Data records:
[start]
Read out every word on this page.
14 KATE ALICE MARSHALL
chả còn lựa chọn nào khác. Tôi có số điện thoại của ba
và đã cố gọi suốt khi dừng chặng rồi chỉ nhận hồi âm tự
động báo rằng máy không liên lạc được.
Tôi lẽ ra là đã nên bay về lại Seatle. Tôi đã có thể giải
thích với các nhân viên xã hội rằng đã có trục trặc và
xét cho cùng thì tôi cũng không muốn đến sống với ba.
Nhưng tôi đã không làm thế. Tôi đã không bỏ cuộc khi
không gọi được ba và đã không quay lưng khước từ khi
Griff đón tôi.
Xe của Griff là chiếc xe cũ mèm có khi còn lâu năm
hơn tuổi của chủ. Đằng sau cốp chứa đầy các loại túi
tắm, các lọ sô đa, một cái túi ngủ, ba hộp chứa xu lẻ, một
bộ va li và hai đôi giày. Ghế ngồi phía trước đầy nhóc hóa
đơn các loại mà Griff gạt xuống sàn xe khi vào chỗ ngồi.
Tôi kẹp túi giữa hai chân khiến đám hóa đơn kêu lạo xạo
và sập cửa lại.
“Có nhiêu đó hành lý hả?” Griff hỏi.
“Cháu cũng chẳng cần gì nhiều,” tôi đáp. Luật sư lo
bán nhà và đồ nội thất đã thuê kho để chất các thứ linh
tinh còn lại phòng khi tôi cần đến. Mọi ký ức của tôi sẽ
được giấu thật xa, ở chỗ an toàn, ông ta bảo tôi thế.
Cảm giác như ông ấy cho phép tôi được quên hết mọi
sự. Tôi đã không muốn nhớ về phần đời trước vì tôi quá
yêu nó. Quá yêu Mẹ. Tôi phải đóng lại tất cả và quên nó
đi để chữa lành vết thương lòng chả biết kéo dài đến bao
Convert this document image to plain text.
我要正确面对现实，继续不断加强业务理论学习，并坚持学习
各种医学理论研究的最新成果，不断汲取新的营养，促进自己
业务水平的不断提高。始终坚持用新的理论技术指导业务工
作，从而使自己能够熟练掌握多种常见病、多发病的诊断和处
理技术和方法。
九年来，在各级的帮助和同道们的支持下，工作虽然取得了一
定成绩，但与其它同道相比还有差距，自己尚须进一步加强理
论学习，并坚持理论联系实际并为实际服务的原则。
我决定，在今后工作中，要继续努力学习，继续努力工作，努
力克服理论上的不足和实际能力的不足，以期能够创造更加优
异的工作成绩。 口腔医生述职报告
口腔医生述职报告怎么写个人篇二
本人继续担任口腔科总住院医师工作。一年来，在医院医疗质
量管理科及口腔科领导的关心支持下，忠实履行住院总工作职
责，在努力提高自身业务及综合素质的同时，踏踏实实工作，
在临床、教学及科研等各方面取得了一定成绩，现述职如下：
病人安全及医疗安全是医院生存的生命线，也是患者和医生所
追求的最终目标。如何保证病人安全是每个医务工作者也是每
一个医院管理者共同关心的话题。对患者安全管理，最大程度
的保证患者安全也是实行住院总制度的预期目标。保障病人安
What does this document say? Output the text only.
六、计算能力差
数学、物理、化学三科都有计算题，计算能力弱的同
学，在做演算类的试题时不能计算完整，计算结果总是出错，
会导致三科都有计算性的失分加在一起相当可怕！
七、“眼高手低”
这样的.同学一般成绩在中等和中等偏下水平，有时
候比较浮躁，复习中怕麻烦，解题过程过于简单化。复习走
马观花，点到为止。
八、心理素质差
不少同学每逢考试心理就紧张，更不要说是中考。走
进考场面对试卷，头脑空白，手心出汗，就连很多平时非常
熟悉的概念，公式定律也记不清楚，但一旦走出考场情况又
[end]
- _Set task_: Look through the entries above and list every line containing "muốn".

- _The reply_:
xét cho cùng thì tôi cũng không muốn đến sống với ba.
sự. Tôi đã không muốn nhớ về phần đời trước vì tôi quá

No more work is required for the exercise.